**Given instruction**
Copy out every line containing the word "cars".

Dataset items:
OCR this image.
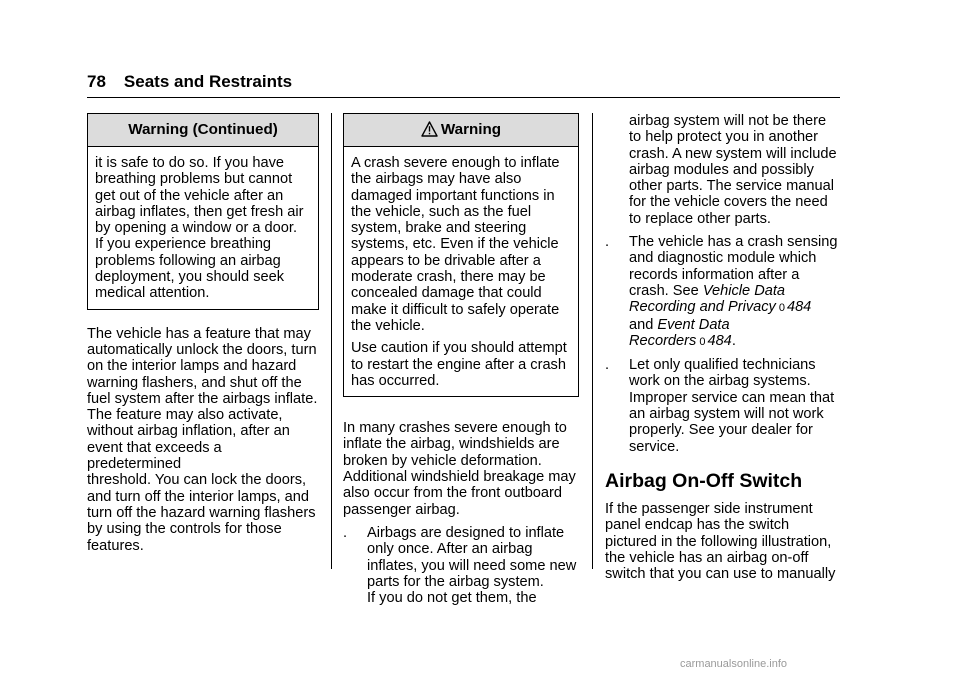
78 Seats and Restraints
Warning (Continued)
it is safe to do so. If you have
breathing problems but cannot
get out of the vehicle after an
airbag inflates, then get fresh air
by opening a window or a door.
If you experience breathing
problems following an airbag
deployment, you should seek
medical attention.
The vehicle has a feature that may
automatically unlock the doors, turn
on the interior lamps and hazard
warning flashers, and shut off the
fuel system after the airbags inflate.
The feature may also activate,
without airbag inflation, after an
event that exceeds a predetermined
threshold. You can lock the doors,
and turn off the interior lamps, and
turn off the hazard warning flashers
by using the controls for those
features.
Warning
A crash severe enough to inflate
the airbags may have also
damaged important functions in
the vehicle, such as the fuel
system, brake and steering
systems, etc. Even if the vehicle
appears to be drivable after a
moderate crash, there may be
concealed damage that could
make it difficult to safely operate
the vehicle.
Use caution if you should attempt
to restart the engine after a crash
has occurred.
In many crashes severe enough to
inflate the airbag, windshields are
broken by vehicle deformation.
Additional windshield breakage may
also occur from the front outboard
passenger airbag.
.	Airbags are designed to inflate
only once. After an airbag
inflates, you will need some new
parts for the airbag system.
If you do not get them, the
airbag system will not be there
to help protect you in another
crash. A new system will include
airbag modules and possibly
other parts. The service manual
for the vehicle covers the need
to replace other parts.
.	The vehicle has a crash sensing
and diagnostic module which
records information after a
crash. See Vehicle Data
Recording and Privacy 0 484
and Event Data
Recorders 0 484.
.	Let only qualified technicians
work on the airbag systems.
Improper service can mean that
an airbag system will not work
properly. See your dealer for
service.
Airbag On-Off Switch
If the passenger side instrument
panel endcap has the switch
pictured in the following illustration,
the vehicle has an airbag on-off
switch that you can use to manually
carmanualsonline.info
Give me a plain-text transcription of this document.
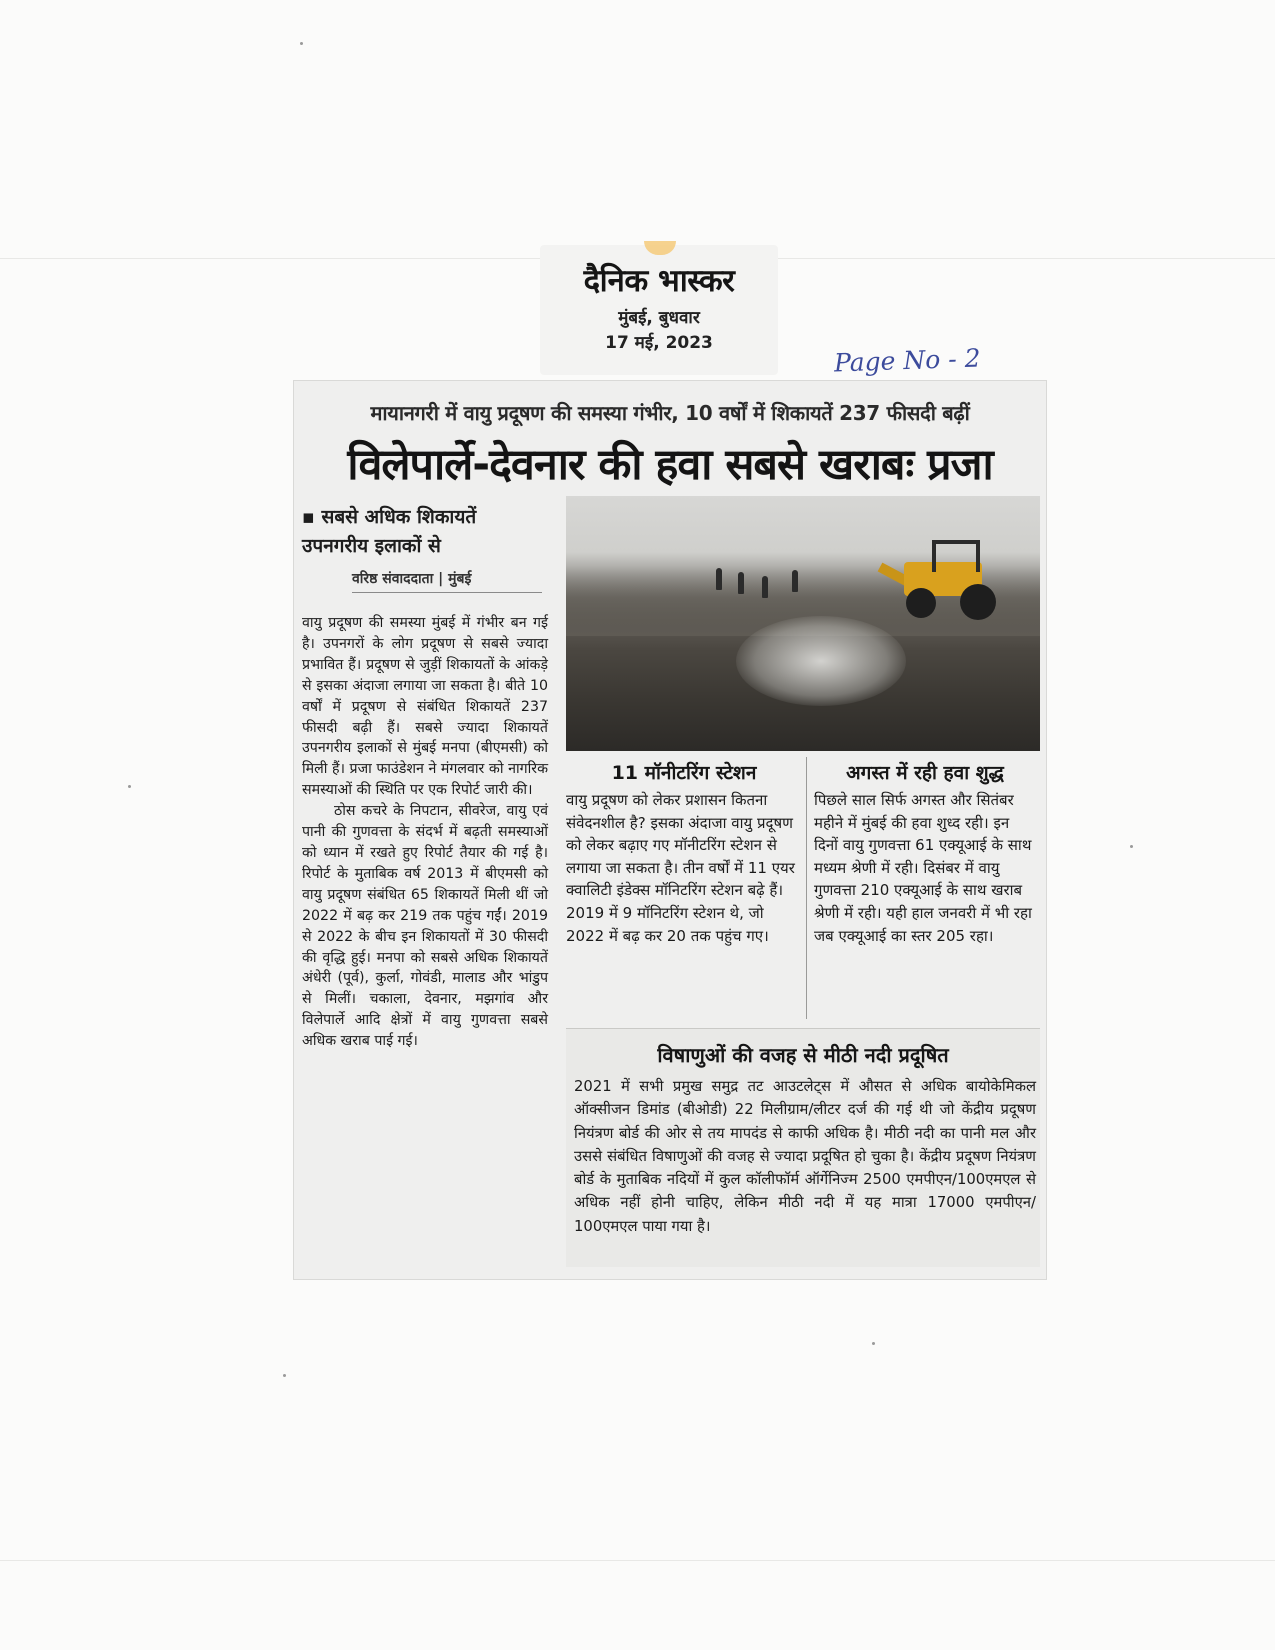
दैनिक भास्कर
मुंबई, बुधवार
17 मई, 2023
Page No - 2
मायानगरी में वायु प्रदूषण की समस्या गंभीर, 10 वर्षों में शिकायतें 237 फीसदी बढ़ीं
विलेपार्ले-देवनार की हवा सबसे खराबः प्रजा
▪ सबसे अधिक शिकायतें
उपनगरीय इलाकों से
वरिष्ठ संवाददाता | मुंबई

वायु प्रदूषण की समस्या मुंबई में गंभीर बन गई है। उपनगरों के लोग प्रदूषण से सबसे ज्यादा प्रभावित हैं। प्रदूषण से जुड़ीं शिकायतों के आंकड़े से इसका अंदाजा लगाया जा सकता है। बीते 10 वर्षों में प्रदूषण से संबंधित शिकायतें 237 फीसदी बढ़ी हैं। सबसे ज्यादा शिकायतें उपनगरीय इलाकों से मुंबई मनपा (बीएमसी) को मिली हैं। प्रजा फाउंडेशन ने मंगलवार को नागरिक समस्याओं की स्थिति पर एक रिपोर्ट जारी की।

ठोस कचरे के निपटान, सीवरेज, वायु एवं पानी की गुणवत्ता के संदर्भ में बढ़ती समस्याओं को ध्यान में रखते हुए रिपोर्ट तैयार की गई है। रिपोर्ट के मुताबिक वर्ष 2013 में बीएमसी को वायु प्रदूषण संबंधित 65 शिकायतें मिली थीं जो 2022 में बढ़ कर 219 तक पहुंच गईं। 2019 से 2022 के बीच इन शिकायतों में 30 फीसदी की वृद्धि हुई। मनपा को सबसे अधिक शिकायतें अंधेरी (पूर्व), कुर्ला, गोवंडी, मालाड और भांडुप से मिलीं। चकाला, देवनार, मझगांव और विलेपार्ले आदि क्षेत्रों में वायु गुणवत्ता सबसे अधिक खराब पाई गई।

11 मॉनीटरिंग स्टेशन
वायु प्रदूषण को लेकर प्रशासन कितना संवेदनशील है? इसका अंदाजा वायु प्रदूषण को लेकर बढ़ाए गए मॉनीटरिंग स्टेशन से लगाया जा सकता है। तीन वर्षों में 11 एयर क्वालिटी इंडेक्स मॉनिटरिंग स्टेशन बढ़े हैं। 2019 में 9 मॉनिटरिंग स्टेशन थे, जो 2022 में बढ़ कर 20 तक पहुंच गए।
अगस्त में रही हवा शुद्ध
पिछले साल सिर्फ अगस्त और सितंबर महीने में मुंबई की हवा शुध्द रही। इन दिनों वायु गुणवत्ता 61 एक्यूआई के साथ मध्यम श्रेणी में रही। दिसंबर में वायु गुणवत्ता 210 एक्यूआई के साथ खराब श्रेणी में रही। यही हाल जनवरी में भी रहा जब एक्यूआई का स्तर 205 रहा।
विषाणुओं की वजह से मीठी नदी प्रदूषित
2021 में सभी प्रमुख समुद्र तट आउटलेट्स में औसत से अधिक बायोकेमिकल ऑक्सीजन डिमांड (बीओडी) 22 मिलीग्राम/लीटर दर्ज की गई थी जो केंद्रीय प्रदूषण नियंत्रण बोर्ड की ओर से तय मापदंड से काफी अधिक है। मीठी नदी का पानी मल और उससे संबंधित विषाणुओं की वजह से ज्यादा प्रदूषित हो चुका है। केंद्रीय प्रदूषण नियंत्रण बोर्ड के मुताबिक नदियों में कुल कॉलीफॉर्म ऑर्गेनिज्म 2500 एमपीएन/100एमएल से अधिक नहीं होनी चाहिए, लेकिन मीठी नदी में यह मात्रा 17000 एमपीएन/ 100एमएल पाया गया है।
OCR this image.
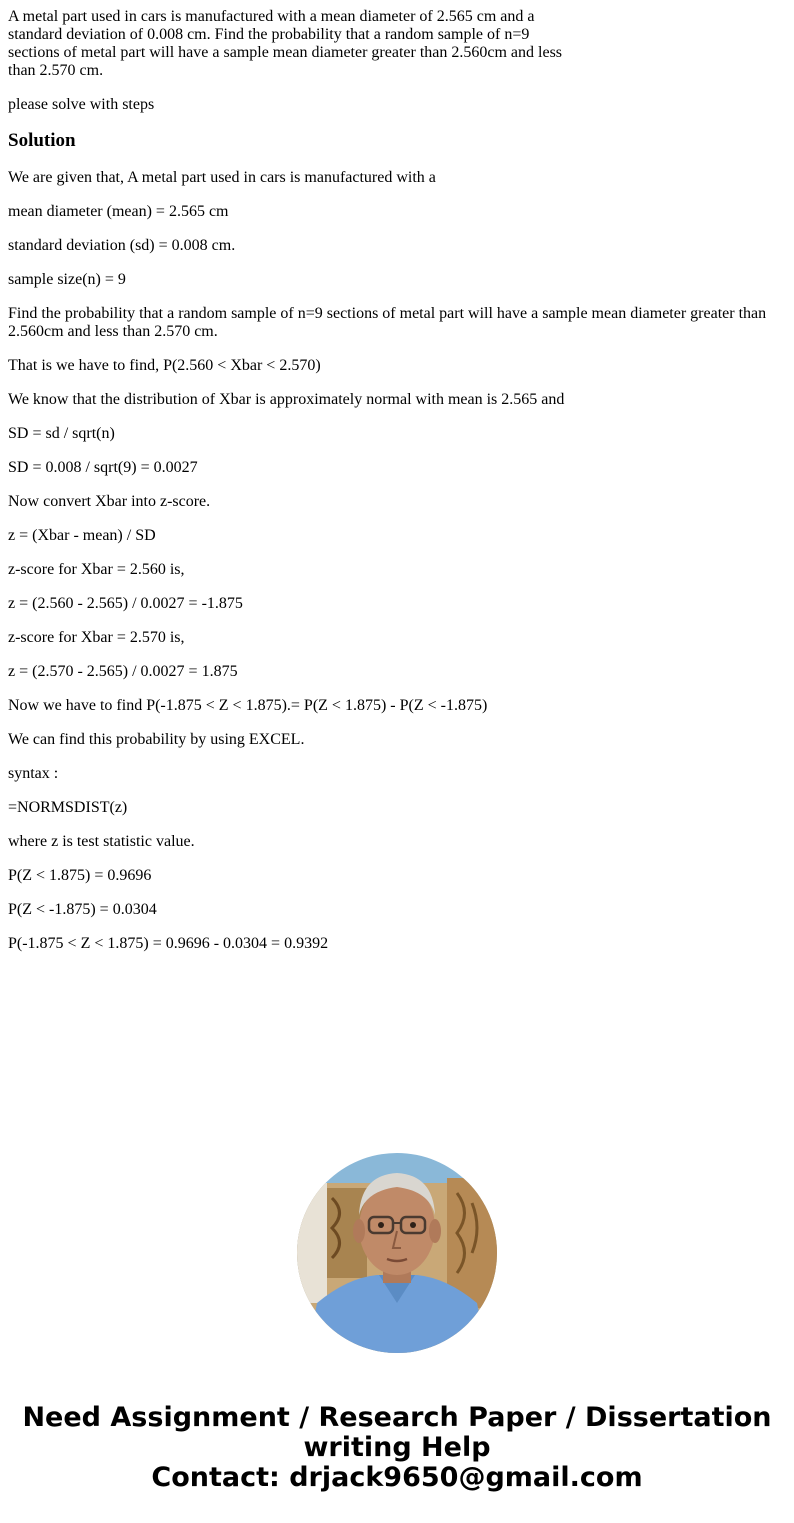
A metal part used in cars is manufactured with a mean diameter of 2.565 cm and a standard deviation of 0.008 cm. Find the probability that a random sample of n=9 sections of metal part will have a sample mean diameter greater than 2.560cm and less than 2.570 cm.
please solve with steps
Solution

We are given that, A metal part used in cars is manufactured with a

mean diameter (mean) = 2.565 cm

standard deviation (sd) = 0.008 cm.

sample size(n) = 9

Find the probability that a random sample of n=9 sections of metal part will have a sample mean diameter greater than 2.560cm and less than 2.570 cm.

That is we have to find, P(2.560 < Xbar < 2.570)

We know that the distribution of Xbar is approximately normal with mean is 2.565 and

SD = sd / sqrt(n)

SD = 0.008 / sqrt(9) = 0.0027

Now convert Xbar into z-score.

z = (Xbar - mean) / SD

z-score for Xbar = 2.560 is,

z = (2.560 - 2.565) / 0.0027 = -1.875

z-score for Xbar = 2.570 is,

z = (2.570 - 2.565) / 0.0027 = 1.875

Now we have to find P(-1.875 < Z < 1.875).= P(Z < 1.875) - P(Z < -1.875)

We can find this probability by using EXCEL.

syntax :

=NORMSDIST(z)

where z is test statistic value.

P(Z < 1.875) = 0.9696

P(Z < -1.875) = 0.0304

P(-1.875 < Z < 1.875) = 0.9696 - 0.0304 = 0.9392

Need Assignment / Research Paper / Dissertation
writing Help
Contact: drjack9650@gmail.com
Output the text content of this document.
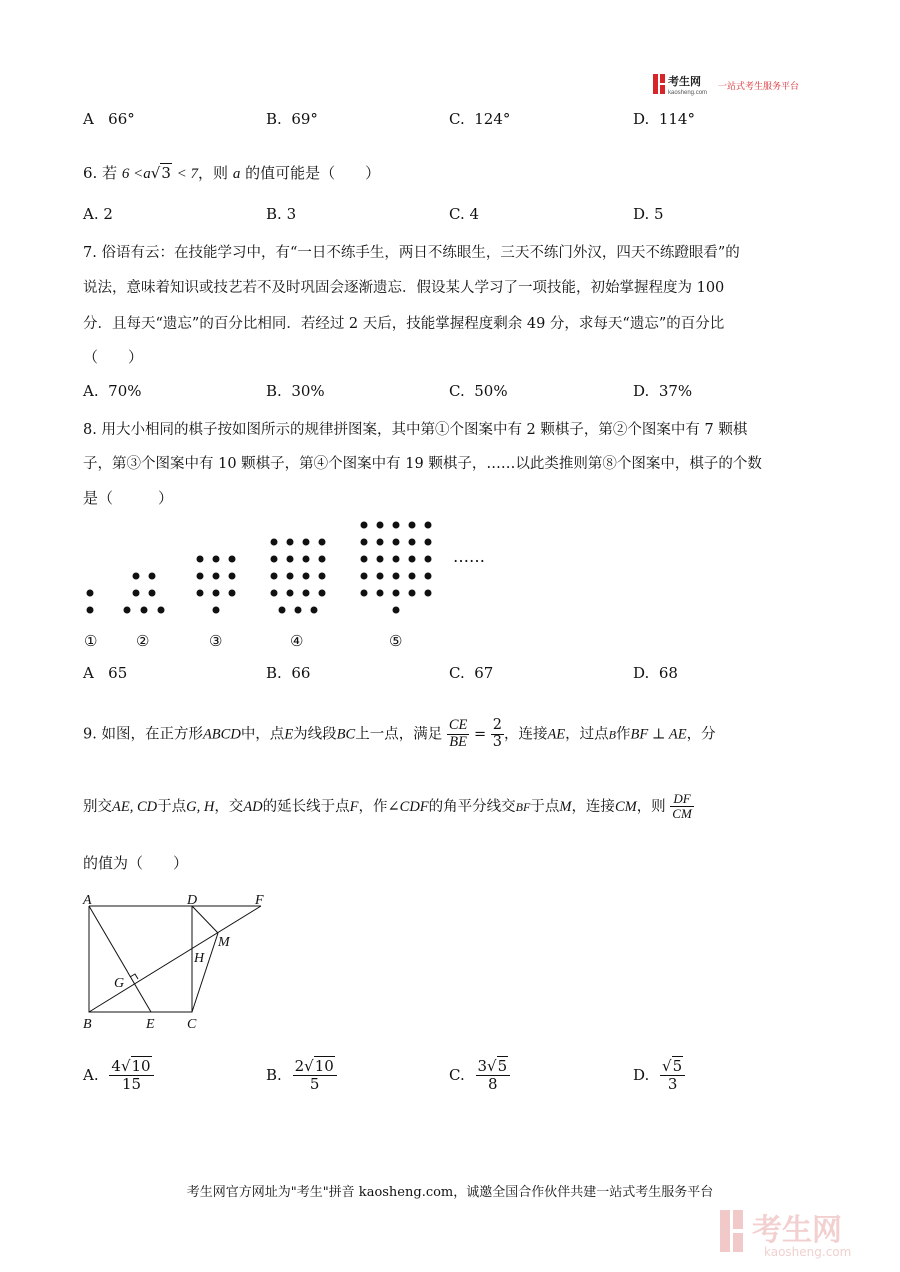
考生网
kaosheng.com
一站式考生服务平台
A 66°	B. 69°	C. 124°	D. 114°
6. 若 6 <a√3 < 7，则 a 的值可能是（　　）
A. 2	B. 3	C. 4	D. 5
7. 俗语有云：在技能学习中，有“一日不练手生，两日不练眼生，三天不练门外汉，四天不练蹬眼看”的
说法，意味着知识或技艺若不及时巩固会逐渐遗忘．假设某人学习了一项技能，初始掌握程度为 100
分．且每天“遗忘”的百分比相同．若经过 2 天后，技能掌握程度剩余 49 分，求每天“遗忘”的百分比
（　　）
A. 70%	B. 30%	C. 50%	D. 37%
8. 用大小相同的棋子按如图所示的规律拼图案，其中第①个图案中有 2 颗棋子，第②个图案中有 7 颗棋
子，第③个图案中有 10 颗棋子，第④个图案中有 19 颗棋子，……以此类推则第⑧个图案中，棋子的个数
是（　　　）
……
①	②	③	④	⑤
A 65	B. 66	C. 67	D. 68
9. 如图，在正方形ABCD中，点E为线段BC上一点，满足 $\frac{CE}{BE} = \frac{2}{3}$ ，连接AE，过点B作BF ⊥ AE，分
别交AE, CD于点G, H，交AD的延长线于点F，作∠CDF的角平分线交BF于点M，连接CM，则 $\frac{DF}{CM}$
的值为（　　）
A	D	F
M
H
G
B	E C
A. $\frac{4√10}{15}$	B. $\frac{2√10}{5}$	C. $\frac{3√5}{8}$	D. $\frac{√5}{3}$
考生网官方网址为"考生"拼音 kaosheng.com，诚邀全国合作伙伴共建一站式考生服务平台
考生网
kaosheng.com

**Task response**
A metal part used in cars is manufactured with a mean diameter of 2.565 cm and a standard deviation of 0.008 cm. Find the probability that a random sample of n=9 sections of metal part will have a sample mean diameter greater than 2.560cm and less than 2.570 cm.
We are given that, A metal part used in cars is manufactured with a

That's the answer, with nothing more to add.